- **INPUT DATA**:
○ ○ ○ ○ ○

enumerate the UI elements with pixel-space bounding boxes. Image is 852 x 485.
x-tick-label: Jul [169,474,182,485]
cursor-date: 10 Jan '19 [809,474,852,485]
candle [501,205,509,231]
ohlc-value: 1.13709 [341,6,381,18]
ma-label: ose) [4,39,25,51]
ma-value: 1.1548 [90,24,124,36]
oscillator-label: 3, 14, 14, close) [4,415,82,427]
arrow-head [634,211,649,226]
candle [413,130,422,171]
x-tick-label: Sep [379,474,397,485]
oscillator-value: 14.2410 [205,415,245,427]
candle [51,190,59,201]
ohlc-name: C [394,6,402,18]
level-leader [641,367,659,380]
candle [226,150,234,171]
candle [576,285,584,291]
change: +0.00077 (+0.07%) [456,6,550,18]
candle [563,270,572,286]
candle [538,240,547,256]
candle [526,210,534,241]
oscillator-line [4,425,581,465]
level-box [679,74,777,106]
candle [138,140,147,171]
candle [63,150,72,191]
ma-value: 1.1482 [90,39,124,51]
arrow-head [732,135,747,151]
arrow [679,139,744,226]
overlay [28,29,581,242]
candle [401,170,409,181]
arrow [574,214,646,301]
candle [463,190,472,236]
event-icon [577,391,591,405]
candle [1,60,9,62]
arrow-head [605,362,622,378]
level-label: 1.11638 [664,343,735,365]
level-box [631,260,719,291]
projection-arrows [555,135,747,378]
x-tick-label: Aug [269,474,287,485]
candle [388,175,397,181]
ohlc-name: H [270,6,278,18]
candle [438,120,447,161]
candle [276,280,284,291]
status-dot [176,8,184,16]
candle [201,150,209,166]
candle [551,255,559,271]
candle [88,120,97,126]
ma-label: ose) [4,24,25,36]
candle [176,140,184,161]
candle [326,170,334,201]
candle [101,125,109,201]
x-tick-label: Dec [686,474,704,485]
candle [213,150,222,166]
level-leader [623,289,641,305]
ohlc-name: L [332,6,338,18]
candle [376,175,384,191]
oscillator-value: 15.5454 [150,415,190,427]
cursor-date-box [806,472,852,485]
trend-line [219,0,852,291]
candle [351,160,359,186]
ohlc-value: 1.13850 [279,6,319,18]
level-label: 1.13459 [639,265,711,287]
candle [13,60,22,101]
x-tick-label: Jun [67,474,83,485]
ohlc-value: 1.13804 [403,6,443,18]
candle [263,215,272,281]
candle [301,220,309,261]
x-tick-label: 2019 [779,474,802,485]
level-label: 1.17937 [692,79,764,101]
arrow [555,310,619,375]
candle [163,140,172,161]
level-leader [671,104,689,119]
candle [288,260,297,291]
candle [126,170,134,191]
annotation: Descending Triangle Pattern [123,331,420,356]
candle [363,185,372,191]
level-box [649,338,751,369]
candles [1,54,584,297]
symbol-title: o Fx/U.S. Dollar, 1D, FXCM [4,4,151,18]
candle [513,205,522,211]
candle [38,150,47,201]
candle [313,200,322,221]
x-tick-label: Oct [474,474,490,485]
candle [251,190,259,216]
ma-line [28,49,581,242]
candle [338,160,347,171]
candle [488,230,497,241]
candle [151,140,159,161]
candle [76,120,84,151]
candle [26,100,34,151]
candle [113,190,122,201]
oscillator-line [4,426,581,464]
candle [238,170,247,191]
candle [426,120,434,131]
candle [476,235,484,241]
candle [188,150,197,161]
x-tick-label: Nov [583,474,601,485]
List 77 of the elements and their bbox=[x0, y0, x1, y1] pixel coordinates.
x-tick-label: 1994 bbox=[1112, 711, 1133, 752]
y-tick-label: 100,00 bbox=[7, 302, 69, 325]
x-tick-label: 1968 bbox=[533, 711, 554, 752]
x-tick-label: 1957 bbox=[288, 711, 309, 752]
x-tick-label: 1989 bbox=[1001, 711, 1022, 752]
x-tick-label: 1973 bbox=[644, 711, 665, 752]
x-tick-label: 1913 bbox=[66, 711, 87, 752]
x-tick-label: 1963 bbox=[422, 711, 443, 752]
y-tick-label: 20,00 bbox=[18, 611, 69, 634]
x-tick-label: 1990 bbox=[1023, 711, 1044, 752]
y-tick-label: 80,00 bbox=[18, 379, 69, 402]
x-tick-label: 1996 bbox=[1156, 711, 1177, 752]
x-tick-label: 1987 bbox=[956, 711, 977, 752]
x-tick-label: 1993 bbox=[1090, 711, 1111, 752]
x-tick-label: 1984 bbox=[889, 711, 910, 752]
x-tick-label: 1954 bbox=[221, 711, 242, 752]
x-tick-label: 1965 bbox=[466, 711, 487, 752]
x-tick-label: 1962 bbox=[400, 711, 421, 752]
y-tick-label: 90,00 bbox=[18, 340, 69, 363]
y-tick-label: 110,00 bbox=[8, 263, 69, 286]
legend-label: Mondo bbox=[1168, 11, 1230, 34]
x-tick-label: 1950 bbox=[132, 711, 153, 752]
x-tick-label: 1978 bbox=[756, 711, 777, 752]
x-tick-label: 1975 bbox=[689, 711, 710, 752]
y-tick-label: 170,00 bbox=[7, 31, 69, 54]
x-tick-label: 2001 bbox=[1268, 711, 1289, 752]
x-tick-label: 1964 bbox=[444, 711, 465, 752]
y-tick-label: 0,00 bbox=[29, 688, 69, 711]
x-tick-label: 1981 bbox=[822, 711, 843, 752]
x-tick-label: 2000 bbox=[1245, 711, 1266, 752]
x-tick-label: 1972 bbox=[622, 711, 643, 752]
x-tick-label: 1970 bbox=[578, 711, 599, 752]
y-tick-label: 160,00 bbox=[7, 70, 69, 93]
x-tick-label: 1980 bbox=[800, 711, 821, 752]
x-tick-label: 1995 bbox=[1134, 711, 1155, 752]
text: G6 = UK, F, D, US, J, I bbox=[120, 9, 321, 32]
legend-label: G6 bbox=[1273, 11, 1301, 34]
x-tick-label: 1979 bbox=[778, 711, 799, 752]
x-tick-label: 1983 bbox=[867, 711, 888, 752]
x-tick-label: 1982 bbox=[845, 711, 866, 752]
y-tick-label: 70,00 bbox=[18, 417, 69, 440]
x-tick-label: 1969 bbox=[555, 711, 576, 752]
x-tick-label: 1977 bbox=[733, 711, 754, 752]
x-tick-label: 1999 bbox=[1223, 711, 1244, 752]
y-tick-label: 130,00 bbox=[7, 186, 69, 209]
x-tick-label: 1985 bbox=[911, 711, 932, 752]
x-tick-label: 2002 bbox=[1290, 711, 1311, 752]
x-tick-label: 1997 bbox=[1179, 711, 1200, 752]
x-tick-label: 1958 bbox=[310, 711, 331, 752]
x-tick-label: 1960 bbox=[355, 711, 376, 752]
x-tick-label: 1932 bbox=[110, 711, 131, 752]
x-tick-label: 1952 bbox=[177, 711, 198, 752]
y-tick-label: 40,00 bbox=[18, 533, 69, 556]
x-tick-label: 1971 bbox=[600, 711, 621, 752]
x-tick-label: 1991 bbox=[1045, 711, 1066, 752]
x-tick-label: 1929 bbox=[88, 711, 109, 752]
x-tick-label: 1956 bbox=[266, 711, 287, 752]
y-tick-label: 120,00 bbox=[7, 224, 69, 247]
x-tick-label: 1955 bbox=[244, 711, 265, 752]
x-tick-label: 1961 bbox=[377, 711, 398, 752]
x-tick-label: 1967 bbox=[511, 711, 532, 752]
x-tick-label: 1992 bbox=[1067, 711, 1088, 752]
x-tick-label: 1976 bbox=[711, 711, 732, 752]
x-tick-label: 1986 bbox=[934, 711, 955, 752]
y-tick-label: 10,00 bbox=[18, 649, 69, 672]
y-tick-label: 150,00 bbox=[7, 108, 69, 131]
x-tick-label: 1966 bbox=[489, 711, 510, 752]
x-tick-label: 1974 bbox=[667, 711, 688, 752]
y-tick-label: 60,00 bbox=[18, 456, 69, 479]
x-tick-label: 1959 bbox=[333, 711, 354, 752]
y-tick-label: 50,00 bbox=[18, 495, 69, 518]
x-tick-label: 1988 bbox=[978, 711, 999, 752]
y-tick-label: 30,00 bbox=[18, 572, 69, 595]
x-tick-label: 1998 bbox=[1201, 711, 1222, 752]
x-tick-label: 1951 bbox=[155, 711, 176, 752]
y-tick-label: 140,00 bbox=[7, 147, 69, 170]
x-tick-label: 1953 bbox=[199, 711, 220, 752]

○ ○ ○ ○ ○

- **WHAT TO PRODUCE**:
Please set down the listing above word for word, starting at its first line and ending with the line that contains "candle [276,280,284,291]", both included.

- **SOLVED PROBLEM**:
enumerate the UI elements with pixel-space bounding boxes. Image is 852 x 485.
x-tick-label: Jul [169,474,182,485]
cursor-date: 10 Jan '19 [809,474,852,485]
candle [501,205,509,231]
ohlc-value: 1.13709 [341,6,381,18]
ma-label: ose) [4,39,25,51]
ma-value: 1.1548 [90,24,124,36]
oscillator-label: 3, 14, 14, close) [4,415,82,427]
arrow-head [634,211,649,226]
candle [413,130,422,171]
x-tick-label: Sep [379,474,397,485]
oscillator-value: 14.2410 [205,415,245,427]
candle [51,190,59,201]
ohlc-name: C [394,6,402,18]
level-leader [641,367,659,380]
candle [226,150,234,171]
candle [576,285,584,291]
change: +0.00077 (+0.07%) [456,6,550,18]
candle [563,270,572,286]
candle [538,240,547,256]
candle [526,210,534,241]
oscillator-line [4,425,581,465]
level-box [679,74,777,106]
candle [138,140,147,171]
candle [63,150,72,191]
ma-value: 1.1482 [90,39,124,51]
arrow-head [732,135,747,151]
arrow [679,139,744,226]
overlay [28,29,581,242]
candle [401,170,409,181]
arrow [574,214,646,301]
candle [463,190,472,236]
event-icon [577,391,591,405]
candle [1,60,9,62]
arrow-head [605,362,622,378]
level-label: 1.11638 [664,343,735,365]
level-box [631,260,719,291]
projection-arrows [555,135,747,378]
x-tick-label: Aug [269,474,287,485]
candle [388,175,397,181]
ohlc-name: H [270,6,278,18]
candle [438,120,447,161]
candle [276,280,284,291]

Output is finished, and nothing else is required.